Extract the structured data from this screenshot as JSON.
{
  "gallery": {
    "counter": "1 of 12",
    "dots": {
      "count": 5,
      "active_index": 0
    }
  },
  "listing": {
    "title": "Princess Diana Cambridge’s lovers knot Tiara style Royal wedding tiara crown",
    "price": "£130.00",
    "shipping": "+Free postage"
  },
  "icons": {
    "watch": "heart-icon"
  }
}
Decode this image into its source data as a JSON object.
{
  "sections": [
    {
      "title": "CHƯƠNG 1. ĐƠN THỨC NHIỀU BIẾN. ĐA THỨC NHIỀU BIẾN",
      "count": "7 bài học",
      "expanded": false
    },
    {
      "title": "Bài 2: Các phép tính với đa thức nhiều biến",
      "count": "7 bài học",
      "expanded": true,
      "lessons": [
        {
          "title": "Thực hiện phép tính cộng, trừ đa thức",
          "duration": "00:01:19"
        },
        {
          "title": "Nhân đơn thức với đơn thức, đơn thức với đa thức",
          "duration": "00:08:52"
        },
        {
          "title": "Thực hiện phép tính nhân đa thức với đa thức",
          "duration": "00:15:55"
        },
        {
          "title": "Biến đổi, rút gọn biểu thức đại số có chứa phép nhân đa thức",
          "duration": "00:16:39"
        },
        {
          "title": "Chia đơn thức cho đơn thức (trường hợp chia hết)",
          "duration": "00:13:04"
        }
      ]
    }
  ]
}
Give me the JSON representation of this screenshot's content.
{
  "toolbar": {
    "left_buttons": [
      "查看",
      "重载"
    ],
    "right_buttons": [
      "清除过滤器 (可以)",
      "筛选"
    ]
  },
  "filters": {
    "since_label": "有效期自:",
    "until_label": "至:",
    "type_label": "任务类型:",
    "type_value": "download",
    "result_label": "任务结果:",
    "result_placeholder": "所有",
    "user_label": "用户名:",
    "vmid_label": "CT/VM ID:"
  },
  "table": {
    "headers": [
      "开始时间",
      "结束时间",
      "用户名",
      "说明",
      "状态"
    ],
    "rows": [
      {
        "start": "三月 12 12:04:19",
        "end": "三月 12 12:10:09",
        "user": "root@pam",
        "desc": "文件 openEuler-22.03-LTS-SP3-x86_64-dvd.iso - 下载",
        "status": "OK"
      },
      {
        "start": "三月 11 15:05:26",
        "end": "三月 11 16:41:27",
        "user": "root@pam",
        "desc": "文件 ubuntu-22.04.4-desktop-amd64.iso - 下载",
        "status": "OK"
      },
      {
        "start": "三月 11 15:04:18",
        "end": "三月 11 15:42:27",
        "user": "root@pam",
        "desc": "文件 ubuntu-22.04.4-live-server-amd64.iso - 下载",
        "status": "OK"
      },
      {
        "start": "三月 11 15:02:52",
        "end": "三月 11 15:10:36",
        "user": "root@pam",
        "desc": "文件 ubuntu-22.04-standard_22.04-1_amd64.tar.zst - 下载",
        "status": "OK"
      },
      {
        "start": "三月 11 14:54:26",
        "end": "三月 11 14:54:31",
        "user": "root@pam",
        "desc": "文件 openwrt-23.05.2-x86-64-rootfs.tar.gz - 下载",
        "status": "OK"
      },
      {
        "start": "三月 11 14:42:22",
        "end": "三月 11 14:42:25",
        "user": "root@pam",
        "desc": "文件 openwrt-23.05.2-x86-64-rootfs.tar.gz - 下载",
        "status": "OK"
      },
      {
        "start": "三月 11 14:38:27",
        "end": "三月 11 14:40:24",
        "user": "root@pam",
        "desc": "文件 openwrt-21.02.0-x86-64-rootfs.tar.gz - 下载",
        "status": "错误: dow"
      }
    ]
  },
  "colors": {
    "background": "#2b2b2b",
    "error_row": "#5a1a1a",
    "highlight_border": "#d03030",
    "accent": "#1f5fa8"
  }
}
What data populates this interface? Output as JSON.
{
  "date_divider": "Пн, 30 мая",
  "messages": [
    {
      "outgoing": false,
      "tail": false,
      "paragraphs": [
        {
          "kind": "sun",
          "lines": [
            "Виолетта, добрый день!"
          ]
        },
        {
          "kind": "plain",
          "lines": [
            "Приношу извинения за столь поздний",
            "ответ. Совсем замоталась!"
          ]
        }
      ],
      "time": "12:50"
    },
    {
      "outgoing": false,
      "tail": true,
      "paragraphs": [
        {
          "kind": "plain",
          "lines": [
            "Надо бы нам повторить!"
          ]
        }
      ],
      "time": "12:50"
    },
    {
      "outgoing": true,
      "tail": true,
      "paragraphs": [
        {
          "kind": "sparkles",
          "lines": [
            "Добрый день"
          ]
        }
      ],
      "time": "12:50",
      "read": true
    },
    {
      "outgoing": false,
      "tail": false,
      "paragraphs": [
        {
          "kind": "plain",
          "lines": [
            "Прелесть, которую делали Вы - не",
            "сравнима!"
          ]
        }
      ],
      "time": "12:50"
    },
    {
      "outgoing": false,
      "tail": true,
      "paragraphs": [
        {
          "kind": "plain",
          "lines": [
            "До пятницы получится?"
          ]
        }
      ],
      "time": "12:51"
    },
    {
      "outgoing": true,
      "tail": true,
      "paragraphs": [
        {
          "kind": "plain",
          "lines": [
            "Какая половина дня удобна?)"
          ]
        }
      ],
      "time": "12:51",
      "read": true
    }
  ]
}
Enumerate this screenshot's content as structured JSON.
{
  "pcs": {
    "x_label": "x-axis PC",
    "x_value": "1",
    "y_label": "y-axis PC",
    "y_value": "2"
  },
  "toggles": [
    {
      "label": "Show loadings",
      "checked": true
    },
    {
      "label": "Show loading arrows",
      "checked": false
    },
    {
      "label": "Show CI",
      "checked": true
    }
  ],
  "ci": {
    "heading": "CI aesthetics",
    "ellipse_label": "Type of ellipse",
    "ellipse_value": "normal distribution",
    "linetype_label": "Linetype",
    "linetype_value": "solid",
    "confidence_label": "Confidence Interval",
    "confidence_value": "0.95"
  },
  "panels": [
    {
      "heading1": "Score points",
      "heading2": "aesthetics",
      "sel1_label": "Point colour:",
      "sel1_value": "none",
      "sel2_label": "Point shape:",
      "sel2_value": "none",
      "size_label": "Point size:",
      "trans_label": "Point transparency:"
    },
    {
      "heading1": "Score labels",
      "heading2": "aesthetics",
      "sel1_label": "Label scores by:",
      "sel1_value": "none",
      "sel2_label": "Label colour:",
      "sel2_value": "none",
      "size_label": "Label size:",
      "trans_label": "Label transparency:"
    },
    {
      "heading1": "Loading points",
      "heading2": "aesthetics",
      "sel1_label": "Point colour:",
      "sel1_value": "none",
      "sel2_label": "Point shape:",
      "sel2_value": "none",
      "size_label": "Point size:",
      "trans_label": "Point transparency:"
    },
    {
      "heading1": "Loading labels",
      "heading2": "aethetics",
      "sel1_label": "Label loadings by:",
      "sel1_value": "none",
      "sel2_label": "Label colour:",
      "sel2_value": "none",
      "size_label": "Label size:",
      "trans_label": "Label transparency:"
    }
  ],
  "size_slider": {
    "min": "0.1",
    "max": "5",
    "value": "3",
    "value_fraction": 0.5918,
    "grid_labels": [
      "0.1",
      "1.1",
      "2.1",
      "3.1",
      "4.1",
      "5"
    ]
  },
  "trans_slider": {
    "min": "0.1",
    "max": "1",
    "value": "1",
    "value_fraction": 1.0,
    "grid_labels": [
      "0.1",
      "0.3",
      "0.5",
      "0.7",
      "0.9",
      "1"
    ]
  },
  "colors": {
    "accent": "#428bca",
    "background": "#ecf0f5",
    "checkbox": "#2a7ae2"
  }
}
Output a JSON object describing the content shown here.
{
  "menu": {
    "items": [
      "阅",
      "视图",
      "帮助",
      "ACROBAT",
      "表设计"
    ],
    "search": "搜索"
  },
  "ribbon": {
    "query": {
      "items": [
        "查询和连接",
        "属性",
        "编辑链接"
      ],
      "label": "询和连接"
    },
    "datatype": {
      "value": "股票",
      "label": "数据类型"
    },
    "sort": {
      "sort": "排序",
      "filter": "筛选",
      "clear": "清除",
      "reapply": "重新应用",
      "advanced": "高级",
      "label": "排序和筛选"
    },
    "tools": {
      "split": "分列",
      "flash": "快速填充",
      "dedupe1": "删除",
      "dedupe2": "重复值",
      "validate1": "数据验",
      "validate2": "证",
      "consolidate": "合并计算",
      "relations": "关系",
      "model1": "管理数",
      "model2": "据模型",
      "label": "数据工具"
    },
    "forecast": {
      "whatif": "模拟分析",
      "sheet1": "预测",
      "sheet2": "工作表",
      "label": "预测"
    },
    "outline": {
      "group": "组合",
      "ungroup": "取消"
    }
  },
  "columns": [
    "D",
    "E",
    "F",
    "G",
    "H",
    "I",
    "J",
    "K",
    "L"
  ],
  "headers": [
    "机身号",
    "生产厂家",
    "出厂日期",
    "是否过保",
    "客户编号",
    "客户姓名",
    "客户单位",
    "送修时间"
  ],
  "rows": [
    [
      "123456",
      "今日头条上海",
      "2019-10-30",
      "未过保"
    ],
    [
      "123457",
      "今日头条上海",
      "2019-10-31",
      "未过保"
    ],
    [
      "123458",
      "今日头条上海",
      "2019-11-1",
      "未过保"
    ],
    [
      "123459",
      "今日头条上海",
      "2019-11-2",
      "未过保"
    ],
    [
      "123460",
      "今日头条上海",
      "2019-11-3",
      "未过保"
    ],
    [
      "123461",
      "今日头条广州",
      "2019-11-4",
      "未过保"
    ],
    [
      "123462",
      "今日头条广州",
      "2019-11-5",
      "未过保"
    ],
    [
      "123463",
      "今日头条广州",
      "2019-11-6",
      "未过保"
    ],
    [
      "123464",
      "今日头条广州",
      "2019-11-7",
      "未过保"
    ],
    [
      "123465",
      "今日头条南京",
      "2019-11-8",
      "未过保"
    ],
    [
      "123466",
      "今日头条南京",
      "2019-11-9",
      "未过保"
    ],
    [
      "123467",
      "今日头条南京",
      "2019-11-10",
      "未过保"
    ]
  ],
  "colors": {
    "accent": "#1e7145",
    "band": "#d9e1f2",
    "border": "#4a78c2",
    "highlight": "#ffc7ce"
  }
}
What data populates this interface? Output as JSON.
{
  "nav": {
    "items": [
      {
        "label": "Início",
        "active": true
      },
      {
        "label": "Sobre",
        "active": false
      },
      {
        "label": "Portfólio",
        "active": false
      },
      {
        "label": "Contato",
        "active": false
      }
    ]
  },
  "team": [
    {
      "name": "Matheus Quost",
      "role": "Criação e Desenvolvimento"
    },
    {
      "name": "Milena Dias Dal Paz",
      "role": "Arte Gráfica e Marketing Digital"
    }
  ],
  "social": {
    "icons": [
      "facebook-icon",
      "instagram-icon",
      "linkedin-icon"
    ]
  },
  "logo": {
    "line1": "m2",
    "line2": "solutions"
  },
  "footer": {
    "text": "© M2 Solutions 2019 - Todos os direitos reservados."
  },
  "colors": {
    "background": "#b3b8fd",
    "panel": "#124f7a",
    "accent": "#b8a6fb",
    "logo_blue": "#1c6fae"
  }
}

************

> [What is being asked]
Return all lines containing the word "background".

> [Correct output]
    "background": "#2b2b2b",
    "background": "#ecf0f5",
    "background": "#b3b8fd",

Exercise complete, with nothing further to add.